● **What is expected**
Scan the lines below for "current"; report the number of lines that contain it, and only that.

[Structured figure records]
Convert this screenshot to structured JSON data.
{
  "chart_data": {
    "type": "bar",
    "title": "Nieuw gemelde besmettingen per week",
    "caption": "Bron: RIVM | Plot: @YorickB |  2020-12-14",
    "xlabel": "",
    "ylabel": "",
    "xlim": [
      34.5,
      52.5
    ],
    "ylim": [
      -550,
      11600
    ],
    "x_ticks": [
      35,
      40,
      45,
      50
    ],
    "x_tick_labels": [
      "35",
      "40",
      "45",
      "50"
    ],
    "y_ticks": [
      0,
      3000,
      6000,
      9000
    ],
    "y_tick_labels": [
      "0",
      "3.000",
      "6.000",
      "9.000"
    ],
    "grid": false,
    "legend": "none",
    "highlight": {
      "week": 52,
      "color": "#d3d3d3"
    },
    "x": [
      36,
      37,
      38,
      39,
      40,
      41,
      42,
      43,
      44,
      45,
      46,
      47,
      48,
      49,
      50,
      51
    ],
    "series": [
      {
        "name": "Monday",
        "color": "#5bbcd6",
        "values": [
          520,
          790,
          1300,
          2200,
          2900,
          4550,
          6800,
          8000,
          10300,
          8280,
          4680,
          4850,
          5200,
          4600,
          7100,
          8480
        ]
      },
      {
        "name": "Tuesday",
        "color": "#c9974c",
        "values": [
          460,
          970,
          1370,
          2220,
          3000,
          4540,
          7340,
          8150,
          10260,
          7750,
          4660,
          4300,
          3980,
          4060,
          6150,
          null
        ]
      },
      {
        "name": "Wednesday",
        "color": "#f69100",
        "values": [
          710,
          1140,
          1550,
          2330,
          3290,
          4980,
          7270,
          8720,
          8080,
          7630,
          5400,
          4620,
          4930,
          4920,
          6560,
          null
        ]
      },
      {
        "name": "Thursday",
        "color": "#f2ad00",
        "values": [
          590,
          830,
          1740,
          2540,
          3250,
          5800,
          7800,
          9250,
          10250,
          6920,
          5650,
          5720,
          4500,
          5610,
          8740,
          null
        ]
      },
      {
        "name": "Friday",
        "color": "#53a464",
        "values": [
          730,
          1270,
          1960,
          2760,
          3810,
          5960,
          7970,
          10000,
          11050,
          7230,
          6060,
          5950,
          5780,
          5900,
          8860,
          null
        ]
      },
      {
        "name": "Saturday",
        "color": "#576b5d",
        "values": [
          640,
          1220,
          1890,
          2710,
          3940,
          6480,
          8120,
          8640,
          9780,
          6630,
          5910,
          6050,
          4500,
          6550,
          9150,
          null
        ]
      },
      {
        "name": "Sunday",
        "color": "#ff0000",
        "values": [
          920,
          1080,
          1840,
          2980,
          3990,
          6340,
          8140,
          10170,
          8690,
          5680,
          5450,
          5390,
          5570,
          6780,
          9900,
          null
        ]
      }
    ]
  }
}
...
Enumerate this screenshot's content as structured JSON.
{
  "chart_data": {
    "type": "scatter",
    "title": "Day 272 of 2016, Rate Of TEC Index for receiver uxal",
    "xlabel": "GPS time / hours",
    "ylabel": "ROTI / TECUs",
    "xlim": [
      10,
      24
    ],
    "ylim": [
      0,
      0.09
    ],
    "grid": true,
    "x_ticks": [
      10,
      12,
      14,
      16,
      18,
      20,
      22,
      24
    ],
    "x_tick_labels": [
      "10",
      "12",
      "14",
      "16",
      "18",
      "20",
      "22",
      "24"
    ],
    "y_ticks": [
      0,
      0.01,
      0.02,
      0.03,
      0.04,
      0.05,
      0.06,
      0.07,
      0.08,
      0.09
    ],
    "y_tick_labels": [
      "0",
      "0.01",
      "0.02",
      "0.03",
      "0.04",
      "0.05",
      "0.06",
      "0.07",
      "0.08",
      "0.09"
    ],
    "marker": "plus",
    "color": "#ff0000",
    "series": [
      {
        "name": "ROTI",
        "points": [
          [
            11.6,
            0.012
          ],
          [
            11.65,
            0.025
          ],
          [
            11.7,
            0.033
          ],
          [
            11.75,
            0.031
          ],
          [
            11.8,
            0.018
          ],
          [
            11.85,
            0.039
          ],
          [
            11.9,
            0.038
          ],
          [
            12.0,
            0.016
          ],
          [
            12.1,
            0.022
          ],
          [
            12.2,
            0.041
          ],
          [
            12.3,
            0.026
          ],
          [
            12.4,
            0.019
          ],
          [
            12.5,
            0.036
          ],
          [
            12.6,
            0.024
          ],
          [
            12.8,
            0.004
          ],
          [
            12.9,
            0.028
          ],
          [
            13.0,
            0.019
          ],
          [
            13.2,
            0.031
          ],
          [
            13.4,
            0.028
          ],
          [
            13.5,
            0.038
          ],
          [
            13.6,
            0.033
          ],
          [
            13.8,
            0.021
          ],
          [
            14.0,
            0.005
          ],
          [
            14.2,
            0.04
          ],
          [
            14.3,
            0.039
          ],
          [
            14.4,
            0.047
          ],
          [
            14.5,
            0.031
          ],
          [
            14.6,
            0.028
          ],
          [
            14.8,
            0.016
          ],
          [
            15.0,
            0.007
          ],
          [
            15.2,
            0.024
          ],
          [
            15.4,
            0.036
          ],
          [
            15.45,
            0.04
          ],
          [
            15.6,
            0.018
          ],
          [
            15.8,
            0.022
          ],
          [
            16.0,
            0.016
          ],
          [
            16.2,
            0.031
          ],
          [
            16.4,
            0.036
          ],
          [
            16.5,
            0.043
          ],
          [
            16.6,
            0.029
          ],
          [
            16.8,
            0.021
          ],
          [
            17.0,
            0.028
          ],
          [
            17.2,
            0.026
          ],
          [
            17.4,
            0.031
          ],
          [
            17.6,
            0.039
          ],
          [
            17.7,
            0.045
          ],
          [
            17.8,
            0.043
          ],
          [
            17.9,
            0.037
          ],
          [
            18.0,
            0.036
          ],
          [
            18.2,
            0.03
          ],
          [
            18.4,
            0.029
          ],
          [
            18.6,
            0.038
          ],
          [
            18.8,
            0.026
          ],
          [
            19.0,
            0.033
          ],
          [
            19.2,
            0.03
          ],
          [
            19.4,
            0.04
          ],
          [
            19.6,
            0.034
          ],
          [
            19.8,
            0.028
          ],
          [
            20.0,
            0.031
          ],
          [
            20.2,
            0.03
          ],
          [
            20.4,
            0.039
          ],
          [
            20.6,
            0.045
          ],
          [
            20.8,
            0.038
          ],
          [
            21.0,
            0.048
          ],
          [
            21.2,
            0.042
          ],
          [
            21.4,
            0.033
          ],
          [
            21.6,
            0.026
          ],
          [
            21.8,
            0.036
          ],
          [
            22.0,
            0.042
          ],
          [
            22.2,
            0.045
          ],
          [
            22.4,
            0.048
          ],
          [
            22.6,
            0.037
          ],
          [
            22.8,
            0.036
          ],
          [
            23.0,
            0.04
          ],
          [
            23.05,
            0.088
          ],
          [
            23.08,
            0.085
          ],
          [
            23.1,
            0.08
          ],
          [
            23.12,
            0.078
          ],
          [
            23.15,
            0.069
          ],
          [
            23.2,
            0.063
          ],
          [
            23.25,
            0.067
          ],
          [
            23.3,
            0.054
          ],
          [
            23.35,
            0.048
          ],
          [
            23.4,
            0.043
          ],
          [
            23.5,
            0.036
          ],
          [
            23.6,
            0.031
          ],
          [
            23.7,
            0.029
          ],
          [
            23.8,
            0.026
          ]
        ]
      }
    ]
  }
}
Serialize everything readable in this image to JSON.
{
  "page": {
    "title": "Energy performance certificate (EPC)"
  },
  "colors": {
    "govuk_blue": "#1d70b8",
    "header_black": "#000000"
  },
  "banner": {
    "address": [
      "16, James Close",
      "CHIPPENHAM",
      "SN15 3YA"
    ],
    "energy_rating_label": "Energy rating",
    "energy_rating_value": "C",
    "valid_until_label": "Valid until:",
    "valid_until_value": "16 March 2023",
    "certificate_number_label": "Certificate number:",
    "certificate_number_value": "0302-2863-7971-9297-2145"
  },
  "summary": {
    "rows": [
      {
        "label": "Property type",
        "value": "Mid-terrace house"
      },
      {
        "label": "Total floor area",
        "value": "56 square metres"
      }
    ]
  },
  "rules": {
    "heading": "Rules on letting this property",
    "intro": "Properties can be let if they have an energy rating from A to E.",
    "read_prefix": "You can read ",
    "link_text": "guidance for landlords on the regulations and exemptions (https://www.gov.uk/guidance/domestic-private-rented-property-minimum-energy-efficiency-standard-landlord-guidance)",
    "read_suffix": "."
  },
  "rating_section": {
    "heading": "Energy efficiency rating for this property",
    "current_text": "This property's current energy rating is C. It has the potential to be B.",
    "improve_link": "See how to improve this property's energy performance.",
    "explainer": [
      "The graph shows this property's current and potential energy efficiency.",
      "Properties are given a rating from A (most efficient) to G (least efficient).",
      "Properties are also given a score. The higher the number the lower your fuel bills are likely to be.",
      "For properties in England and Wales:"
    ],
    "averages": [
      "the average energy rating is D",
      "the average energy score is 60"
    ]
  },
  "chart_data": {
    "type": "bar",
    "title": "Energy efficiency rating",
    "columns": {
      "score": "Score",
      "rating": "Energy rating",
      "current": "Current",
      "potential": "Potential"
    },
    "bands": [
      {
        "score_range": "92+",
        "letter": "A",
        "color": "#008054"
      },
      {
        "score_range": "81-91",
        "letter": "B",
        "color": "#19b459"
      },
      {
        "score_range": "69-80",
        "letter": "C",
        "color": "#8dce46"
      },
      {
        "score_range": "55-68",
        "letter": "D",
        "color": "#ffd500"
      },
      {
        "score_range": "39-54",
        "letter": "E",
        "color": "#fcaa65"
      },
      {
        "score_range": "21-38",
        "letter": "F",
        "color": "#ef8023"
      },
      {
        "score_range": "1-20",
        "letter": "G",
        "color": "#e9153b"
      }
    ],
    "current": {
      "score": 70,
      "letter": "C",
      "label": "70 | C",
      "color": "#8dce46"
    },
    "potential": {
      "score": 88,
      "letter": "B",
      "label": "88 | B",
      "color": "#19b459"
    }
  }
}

● **Completed task**
4